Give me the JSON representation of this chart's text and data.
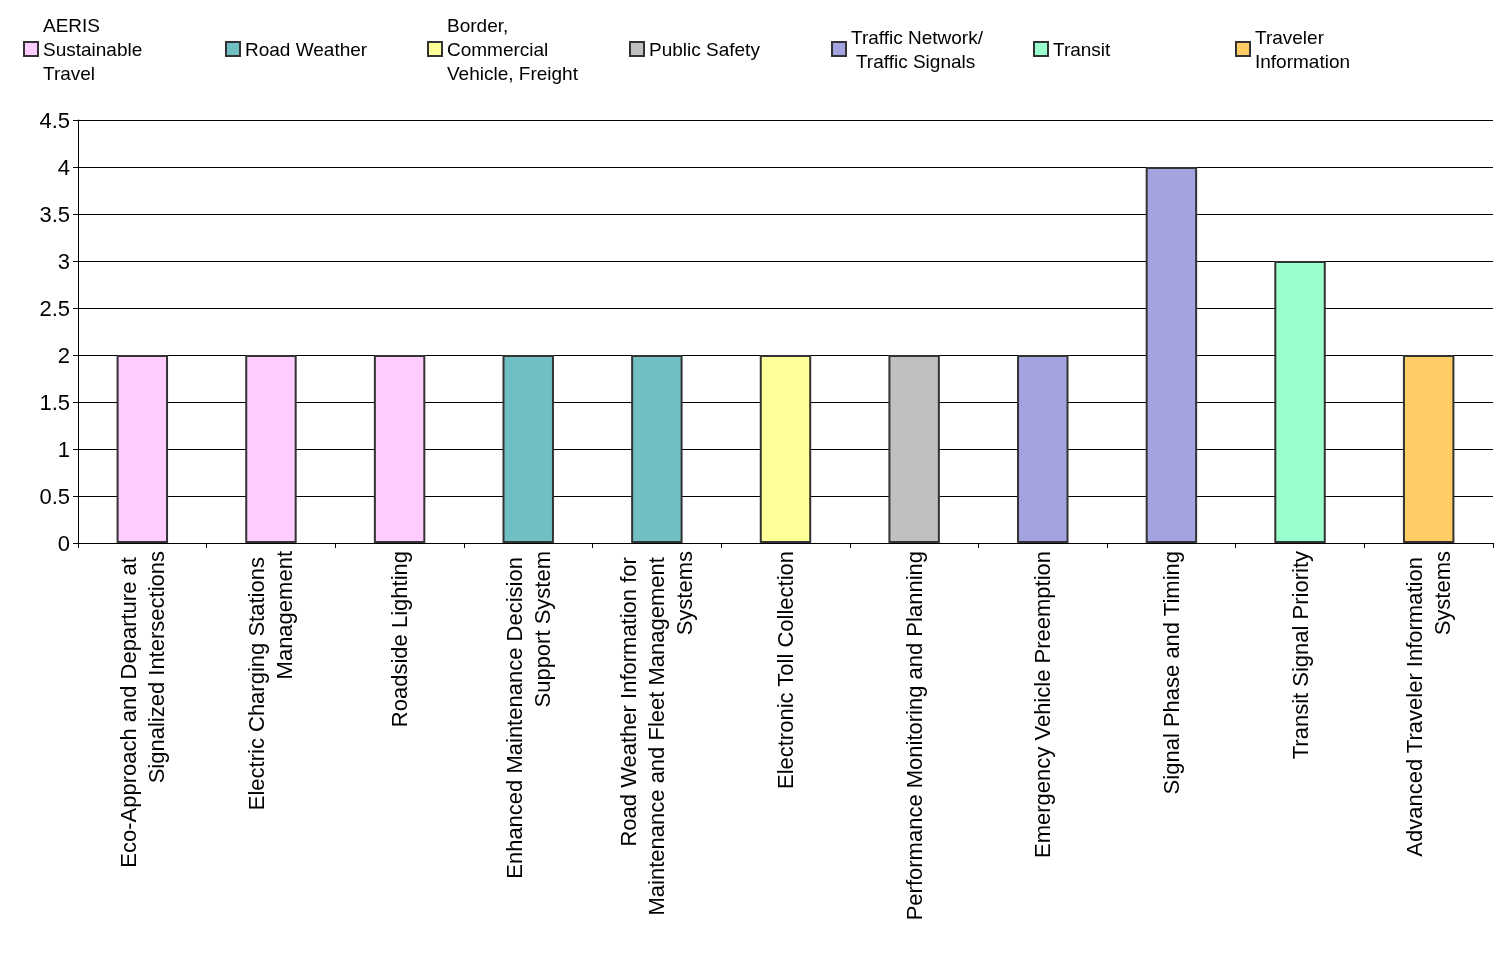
{
  "chart_data": {
    "type": "bar",
    "stacked": true,
    "categories": [
      "Eco-Approach and Departure at Signalized Intersections",
      "Electric Charging Stations Management",
      "Roadside Lighting",
      "Enhanced Maintenance Decision Support System",
      "Road Weather Information for Maintenance and Fleet Management Systems",
      "Electronic Toll Collection",
      "Performance Monitoring and Planning",
      "Emergency Vehicle Preemption",
      "Signal Phase and Timing",
      "Transit Signal Priority",
      "Advanced Traveler Information Systems"
    ],
    "series": [
      {
        "name": "AERIS Sustainable Travel",
        "color": "#ffccff",
        "values": [
          2,
          2,
          2,
          null,
          null,
          null,
          null,
          null,
          null,
          null,
          null
        ]
      },
      {
        "name": "Road Weather",
        "color": "#70bfc2",
        "values": [
          null,
          null,
          null,
          2,
          2,
          null,
          null,
          null,
          null,
          null,
          null
        ]
      },
      {
        "name": "Border, Commercial Vehicle, Freight",
        "color": "#ffff99",
        "values": [
          null,
          null,
          null,
          null,
          null,
          2,
          null,
          null,
          null,
          null,
          null
        ]
      },
      {
        "name": "Public Safety",
        "color": "#c0c0c0",
        "values": [
          null,
          null,
          null,
          null,
          null,
          null,
          2,
          null,
          null,
          null,
          null
        ]
      },
      {
        "name": "Traffic Network/ Traffic Signals",
        "color": "#a3a3e0",
        "values": [
          null,
          null,
          null,
          null,
          null,
          null,
          null,
          2,
          4,
          null,
          null
        ]
      },
      {
        "name": "Transit",
        "color": "#99ffcc",
        "values": [
          null,
          null,
          null,
          null,
          null,
          null,
          null,
          null,
          null,
          3,
          null
        ]
      },
      {
        "name": "Traveler Information",
        "color": "#ffcc66",
        "values": [
          null,
          null,
          null,
          null,
          null,
          null,
          null,
          null,
          null,
          null,
          2
        ]
      }
    ],
    "ylim": [
      0,
      4.5
    ],
    "yticks": [
      0,
      0.5,
      1,
      1.5,
      2,
      2.5,
      3,
      3.5,
      4,
      4.5
    ],
    "grid": "y",
    "legend": "top"
  }
}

──────

#### [Work to complete]
Show every line where the string "Maintenance" appears.

#### [Solution to this task]
      "Enhanced Maintenance Decision Support System",
      "Road Weather Information for Maintenance and Fleet Management Systems",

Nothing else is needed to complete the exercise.